* [Brief]: Wherever the string "Options" appears in the listing, copy that line.

* [Source records]:
** BEGIN **

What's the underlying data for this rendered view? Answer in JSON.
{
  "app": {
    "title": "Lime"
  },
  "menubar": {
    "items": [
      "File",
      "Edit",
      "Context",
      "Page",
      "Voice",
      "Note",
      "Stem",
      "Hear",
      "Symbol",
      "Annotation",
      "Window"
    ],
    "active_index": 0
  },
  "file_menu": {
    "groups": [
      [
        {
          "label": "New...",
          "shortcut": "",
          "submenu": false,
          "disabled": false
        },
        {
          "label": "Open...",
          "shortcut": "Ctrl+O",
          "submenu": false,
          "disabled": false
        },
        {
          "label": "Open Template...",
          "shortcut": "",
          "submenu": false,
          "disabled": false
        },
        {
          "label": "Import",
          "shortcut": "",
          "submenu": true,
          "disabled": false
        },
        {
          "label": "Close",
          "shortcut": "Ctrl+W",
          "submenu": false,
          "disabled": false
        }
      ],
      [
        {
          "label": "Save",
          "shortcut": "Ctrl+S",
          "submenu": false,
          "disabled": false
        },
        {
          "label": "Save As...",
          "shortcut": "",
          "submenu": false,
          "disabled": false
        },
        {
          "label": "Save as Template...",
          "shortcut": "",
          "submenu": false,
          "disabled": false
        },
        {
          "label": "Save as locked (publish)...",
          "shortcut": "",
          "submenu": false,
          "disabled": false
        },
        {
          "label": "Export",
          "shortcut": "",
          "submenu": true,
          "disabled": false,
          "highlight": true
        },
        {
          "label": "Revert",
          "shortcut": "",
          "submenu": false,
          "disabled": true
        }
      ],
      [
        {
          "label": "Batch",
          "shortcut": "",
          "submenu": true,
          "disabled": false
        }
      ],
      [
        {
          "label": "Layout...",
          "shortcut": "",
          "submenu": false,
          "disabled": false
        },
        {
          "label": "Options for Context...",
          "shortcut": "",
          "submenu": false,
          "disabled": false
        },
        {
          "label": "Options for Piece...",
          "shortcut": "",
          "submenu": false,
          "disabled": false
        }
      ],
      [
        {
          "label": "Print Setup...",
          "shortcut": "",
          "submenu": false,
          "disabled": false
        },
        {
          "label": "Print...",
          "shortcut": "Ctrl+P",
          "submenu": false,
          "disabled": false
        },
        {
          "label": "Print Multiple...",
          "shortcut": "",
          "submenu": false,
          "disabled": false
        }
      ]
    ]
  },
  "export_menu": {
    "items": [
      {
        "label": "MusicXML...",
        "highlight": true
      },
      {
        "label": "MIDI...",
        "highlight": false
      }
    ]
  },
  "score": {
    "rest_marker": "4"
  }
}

** END **

* [Expected answer]:
          "label": "Options for Context...",
          "label": "Options for Piece...",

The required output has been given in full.